-- Supplied data start --
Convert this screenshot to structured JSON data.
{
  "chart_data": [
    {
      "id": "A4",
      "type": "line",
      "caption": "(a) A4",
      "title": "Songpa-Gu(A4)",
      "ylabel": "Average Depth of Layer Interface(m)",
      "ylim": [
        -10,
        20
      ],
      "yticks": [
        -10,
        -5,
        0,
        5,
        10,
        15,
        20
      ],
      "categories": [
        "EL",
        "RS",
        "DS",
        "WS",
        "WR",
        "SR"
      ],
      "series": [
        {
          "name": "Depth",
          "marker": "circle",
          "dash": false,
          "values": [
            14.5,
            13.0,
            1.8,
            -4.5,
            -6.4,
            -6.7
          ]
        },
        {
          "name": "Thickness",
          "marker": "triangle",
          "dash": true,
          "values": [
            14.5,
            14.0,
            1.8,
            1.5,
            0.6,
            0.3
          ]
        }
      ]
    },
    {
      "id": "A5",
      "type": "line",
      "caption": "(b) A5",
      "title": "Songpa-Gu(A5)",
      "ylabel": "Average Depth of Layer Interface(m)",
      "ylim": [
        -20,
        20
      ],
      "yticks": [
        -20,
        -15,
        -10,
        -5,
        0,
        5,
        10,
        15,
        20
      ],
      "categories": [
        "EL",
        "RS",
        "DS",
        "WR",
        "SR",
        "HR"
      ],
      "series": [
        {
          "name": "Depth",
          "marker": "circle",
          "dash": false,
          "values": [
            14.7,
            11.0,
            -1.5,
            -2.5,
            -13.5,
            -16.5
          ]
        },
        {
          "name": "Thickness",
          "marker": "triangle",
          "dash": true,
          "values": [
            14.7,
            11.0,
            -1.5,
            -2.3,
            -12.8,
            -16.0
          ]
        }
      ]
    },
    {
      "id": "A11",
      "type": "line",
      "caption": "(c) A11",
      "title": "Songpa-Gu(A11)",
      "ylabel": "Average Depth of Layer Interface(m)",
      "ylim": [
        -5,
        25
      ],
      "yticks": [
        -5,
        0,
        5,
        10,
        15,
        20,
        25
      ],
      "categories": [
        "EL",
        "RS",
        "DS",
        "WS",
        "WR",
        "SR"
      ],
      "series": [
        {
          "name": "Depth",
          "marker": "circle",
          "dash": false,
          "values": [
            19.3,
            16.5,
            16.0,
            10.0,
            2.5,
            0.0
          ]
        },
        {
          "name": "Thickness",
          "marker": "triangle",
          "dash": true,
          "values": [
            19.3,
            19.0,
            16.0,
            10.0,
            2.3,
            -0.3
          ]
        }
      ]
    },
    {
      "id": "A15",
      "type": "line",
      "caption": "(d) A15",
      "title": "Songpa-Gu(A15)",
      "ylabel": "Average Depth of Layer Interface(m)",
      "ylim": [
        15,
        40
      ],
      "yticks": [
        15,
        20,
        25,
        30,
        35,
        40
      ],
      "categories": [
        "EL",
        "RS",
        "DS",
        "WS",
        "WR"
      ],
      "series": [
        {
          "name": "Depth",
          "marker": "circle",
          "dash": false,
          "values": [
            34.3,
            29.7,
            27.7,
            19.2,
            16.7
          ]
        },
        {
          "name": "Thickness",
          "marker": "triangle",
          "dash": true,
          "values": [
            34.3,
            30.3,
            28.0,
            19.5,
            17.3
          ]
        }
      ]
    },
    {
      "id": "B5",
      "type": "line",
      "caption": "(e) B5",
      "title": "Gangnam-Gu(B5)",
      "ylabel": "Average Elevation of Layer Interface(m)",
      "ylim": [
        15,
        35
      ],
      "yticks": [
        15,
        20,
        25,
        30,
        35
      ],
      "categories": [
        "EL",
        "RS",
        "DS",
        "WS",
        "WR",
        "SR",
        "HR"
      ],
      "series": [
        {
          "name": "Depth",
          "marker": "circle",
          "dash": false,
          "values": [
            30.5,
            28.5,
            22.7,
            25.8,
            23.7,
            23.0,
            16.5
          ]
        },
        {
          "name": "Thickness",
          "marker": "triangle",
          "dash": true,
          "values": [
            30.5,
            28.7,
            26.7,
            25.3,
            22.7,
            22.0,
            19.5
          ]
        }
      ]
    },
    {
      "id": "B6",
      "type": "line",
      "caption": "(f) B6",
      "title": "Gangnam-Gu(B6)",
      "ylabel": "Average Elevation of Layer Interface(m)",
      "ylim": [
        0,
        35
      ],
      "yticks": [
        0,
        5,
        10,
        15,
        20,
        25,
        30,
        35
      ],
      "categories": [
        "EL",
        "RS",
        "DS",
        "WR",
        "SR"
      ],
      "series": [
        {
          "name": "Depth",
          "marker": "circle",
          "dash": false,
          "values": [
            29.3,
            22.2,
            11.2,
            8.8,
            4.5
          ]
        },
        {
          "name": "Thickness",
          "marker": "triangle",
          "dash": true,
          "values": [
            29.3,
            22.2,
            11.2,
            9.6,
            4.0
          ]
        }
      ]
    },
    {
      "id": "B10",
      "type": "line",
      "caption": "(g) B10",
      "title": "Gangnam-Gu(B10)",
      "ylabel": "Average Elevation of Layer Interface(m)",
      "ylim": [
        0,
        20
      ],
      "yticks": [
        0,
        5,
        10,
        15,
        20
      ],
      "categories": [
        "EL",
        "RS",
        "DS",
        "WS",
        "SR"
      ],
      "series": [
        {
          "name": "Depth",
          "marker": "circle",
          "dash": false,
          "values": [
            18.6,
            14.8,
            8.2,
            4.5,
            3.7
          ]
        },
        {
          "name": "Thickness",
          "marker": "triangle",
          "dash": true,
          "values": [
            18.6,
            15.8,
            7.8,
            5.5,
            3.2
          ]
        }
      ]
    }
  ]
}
-- Supplied data end --
-- Supplied data start --
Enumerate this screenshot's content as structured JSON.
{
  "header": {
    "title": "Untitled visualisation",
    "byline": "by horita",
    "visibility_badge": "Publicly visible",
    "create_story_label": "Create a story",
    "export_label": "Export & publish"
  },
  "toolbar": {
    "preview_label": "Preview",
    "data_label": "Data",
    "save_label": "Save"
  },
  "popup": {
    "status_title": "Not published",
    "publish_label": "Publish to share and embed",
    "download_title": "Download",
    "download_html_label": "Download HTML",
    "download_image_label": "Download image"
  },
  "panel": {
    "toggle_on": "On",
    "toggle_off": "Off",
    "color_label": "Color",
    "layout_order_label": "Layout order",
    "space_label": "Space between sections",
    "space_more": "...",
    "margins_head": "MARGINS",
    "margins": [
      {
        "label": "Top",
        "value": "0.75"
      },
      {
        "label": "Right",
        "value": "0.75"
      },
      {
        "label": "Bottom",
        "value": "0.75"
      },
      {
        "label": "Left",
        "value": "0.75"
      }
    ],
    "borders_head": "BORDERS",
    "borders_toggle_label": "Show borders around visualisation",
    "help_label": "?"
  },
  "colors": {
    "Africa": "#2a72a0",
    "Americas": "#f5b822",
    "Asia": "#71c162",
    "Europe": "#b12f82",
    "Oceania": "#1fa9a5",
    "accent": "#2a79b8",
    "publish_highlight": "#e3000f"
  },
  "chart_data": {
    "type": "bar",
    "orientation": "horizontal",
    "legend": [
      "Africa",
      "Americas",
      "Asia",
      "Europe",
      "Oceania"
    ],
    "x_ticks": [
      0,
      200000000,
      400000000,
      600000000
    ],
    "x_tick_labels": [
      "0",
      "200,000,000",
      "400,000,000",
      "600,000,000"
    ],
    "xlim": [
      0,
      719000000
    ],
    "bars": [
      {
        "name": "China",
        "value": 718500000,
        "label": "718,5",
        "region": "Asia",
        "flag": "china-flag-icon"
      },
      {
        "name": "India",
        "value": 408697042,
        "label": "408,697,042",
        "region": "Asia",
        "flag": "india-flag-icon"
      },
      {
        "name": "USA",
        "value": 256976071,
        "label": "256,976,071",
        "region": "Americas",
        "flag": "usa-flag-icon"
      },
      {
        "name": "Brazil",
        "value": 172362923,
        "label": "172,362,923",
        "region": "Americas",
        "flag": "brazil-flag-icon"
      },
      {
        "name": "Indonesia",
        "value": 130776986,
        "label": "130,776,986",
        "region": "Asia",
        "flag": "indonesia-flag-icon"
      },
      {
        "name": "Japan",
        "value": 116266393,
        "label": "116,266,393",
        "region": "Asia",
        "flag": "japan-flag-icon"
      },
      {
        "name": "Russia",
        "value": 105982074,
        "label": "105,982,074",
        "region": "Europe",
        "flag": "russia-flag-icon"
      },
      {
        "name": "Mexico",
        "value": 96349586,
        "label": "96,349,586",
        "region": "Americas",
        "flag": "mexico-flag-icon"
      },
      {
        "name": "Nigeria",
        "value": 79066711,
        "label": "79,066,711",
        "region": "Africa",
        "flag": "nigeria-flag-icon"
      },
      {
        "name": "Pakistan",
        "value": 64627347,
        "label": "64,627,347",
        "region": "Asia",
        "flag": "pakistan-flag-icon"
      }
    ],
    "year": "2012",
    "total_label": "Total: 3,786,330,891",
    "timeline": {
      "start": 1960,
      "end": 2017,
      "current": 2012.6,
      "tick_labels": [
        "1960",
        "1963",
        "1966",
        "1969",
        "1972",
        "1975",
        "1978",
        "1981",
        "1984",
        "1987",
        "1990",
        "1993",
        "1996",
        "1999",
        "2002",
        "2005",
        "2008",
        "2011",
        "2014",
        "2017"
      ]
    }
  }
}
-- Supplied data end --
Task statement: Select every line where the word "Europe" occurs.

Exercise answer:
    "Europe": "#b12f82",
      "Europe",
        "region": "Europe",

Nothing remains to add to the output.